▶ **Material shown**
▶

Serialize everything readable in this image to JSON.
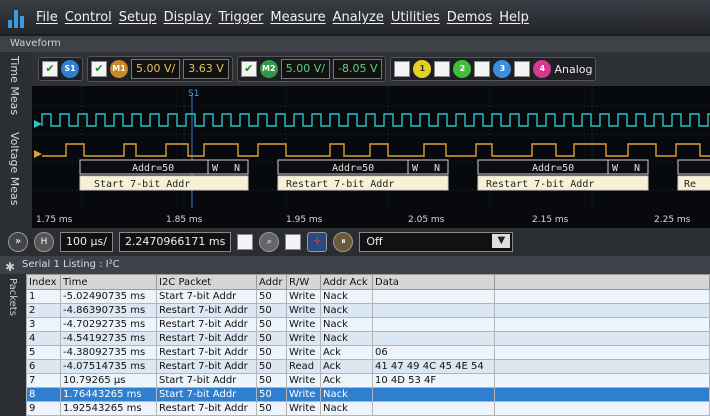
{
  "menu": [
    "File",
    "Control",
    "Setup",
    "Display",
    "Trigger",
    "Measure",
    "Analyze",
    "Utilities",
    "Demos",
    "Help"
  ],
  "waveform_panel": {
    "title": "Waveform"
  },
  "side_tabs": [
    "Time Meas",
    "Voltage Meas"
  ],
  "toolbar": {
    "ch1_label": "S1",
    "m1_label": "M1",
    "m1_scale": "5.00 V/",
    "m1_offset": "3.63 V",
    "m2_label": "M2",
    "m2_scale": "5.00 V/",
    "m2_offset": "-8.05 V",
    "channels": [
      "1",
      "2",
      "3",
      "4"
    ],
    "analog_label": "Analog"
  },
  "waveform": {
    "marker": "S1",
    "ticks": [
      "1.75 ms",
      "1.85 ms",
      "1.95 ms",
      "2.05 ms",
      "2.15 ms",
      "2.25 ms"
    ],
    "decode_addr": [
      "Addr=50",
      "Addr=50",
      "Addr=50"
    ],
    "decode_rw": [
      "W",
      "W",
      "W"
    ],
    "decode_ack": [
      "N",
      "N",
      "N"
    ],
    "decode_start": [
      "Start 7-bit Addr",
      "Restart 7-bit Addr",
      "Restart 7-bit Addr",
      "Re"
    ]
  },
  "timebar": {
    "h_label": "H",
    "scale": "100 µs/",
    "position": "2.2470966171 ms",
    "zoom_mode": "Off"
  },
  "listing": {
    "title": "Serial 1 Listing : I²C",
    "side_tab": "Packets",
    "columns": [
      "Index",
      "Time",
      "I2C Packet",
      "Addr",
      "R/W",
      "Addr Ack",
      "Data"
    ],
    "rows": [
      [
        "1",
        "-5.02490735 ms",
        "Start 7-bit Addr",
        "50",
        "Write",
        "Nack",
        ""
      ],
      [
        "2",
        "-4.86390735 ms",
        "Restart 7-bit Addr",
        "50",
        "Write",
        "Nack",
        ""
      ],
      [
        "3",
        "-4.70292735 ms",
        "Restart 7-bit Addr",
        "50",
        "Write",
        "Nack",
        ""
      ],
      [
        "4",
        "-4.54192735 ms",
        "Restart 7-bit Addr",
        "50",
        "Write",
        "Nack",
        ""
      ],
      [
        "5",
        "-4.38092735 ms",
        "Restart 7-bit Addr",
        "50",
        "Write",
        "Ack",
        "06"
      ],
      [
        "6",
        "-4.07514735 ms",
        "Restart 7-bit Addr",
        "50",
        "Read",
        "Ack",
        "41 47 49 4C 45 4E 54"
      ],
      [
        "7",
        "10.79265 µs",
        "Start 7-bit Addr",
        "50",
        "Write",
        "Ack",
        "10 4D 53 4F"
      ],
      [
        "8",
        "1.76443265 ms",
        "Start 7-bit Addr",
        "50",
        "Write",
        "Nack",
        ""
      ],
      [
        "9",
        "1.92543265 ms",
        "Restart 7-bit Addr",
        "50",
        "Write",
        "Nack",
        ""
      ]
    ],
    "selected_index": 7
  },
  "colors": {
    "ch1": "#2f7fd0",
    "m1": "#c8892a",
    "m2": "#2f9a4a",
    "c1": "#e3d021",
    "c2": "#3fbf3a",
    "c3": "#3a8fe0",
    "c4": "#d23a8e",
    "trace_top": "#2bc2c8",
    "trace_bottom": "#e0a030"
  }
}
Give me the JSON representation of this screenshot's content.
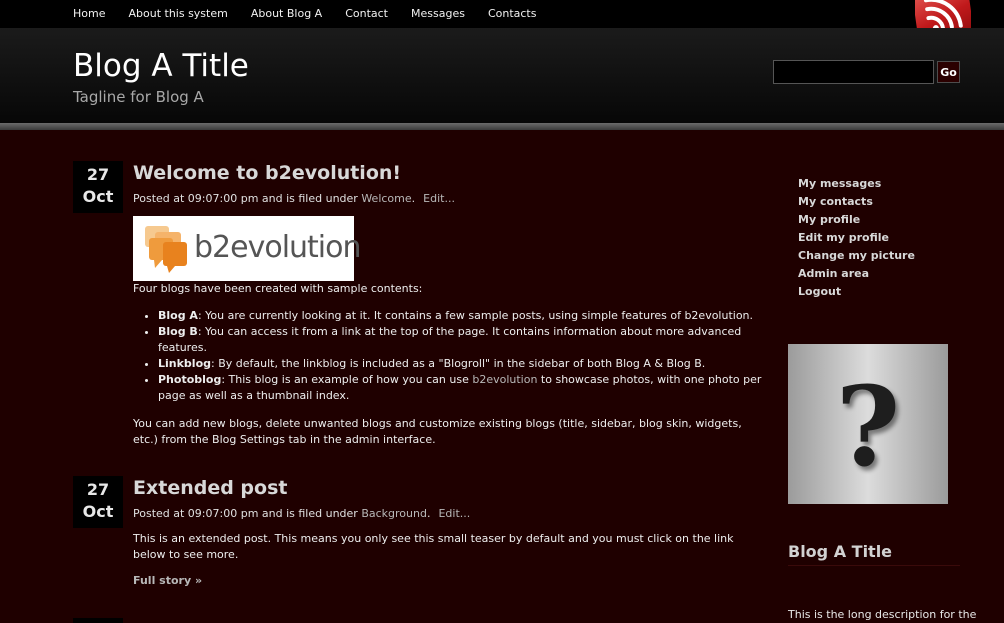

◀

▶ **Exercise prompt**
Report how many lines in the entries hold the string "this". Nothing but the number is wanted.

▶ **Solution**
2